#### Goal
Spot each line that carries the word "JSON"; copy those lines.

Start Provided entries

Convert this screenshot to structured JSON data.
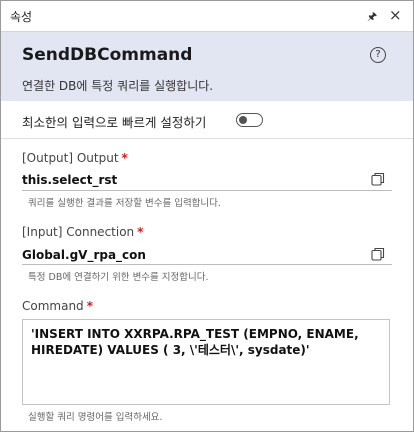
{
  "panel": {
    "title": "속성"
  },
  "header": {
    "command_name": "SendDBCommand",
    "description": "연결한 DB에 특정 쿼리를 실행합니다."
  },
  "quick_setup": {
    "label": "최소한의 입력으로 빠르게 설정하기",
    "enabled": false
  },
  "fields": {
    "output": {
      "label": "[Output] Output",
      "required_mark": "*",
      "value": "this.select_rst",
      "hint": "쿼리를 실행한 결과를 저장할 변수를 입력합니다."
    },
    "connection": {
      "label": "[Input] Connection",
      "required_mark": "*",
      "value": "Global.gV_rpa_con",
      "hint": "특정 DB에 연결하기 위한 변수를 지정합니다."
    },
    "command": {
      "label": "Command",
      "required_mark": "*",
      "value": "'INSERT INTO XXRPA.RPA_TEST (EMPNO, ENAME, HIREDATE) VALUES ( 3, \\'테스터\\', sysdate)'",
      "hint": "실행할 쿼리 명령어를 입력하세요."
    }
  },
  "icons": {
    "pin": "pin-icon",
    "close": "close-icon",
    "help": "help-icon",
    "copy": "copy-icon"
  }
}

End Provided entries
Start Provided entries

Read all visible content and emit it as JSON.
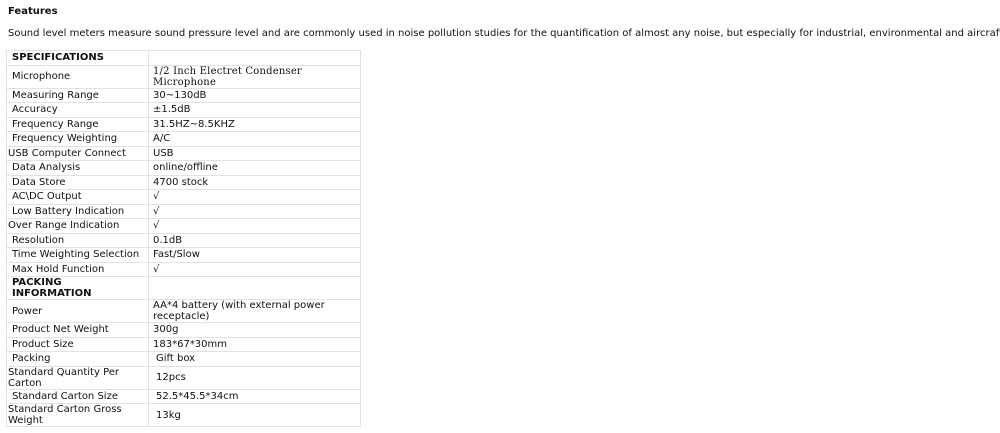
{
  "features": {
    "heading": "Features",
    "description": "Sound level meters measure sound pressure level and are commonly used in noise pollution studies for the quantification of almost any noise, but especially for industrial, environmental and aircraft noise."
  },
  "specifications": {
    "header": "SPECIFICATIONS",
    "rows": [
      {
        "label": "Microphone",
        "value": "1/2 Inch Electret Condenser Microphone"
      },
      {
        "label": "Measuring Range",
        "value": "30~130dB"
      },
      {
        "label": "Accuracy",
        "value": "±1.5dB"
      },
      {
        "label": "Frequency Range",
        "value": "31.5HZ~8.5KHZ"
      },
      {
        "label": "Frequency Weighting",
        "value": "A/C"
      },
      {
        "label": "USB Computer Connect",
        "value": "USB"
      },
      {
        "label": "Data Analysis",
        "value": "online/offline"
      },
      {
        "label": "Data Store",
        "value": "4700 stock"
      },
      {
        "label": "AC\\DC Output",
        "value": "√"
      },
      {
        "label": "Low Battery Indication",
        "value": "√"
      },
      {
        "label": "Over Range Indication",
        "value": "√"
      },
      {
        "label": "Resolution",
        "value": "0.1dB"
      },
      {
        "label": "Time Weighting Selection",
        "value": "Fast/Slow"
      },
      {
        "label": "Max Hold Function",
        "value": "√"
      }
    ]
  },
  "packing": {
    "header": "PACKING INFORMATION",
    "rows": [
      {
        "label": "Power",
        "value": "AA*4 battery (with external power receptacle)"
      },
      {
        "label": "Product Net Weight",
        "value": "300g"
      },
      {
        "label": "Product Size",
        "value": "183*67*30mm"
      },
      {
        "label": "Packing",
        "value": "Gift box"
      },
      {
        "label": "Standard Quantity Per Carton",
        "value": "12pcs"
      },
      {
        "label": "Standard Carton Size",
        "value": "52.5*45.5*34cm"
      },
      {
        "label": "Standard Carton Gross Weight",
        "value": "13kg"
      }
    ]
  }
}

End Provided entries

#### Problem solution
Convert this screenshot to structured JSON data.
Read all visible content and emit it as JSON.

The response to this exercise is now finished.